• **Enunciado do exercício**: Dê continuidade à notícia sobre o acordo de cooperação entre a Fiesp e a Sorbonne, começando logo após a última frase apresentada.

• **Texto para leitura**:
+--
Fiesp e Sorbonne firmam acordo de cooperação científica

Parceria inédita dá início em temas como globalização e mundo emergente


A Federação das Indústrias do Estado de São Paulo (Fiesp) e a Universidade de Paris 1 Pantheon – Sorbonne lançaram, este mês, acordo de cooperação científica, intitulada Cátedra “Globalização e mundo emergente Fiesp – Sorbonne”. É a primeira vez que a Instituição fecha acordo com uma federação fora da Europa. Na ocasião, participaram do lançamento o 2º diretor secretário da Fiesp, Mario Eugenio Frugiuele, Guillhermo Hillcoat, coordenador do programa em Paris, Nadia Jacoby, 1º vice-reitora da universidade francesa e Jean-Marc Bonnisseau, 2º vice-reitor.

Para Mario Eugenio, as expectativas são as melhores. “É um trabalho conjunto da academia com o setor privado. Esperamos que, dentro do tamanho e da força das duas entidades, os projetos sejam tão importantes quanto isso”, afirma Frugiuele.
+--
• **Linhas fornecidas**:
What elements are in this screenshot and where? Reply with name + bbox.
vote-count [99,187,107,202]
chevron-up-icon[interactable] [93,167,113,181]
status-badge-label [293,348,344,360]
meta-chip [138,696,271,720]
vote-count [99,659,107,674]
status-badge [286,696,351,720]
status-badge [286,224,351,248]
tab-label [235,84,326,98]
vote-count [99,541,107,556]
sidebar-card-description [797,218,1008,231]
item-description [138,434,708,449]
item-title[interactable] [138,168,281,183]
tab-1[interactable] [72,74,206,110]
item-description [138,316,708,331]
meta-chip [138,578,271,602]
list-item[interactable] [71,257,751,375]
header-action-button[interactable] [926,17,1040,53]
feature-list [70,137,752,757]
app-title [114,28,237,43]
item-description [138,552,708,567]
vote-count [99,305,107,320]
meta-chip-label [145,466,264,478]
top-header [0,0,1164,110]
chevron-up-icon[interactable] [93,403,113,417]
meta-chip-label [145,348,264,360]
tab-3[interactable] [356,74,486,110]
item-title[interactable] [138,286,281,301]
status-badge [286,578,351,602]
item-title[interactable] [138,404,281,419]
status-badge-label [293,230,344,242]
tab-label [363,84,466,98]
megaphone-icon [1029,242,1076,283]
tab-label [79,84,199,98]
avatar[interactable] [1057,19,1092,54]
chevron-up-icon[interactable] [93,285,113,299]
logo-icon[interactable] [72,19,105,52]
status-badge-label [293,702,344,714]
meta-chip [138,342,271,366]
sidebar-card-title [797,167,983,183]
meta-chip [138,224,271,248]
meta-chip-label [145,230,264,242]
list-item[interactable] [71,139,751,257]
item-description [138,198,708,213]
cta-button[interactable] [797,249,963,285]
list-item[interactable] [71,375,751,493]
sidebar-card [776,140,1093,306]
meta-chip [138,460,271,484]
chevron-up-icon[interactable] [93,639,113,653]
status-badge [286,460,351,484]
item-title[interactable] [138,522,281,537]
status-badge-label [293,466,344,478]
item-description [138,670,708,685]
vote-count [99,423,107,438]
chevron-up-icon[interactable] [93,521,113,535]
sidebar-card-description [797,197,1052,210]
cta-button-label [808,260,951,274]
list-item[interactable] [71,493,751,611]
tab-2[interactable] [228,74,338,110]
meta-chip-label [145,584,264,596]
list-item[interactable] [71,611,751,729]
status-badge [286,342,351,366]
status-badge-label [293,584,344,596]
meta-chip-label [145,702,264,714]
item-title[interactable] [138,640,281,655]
+--
• **Resposta do exercício**:
Com duração de três anos, a cátedra prevê treinamento e capacitação de pessoas, em temáticas como relações de trabalho, desindustrialização, arquitetura sustentável, agronegócio, infraestrutura e meio ambiente. Poderão ser inscritos projetos de diferentes formatos, como cursos, workshops e pesquisa acadêmica, por exemplo. Os participantes receberão um certificado com a chancela da Sorbonne e da Fiesp.

Para implementar a iniciativa, a entidade e a Instituição já iniciaram o processo para convidar os interessados em apresentar projetos. A Sorbonne convidando equipes de pesquisa e a Fiesp instituições de ensino superior e entidades privadas. A ideia é obter de 10 a 12 trabalhos por ano.

O acordo inédito para a Sorbonne insere a Universidade em uma esfera mais globalizada. “Queremos ampliar o relacionamento com o setor privado para além das fronteiras nacionais”, afirmou Nadia Jacoby, 1º vice-reitora.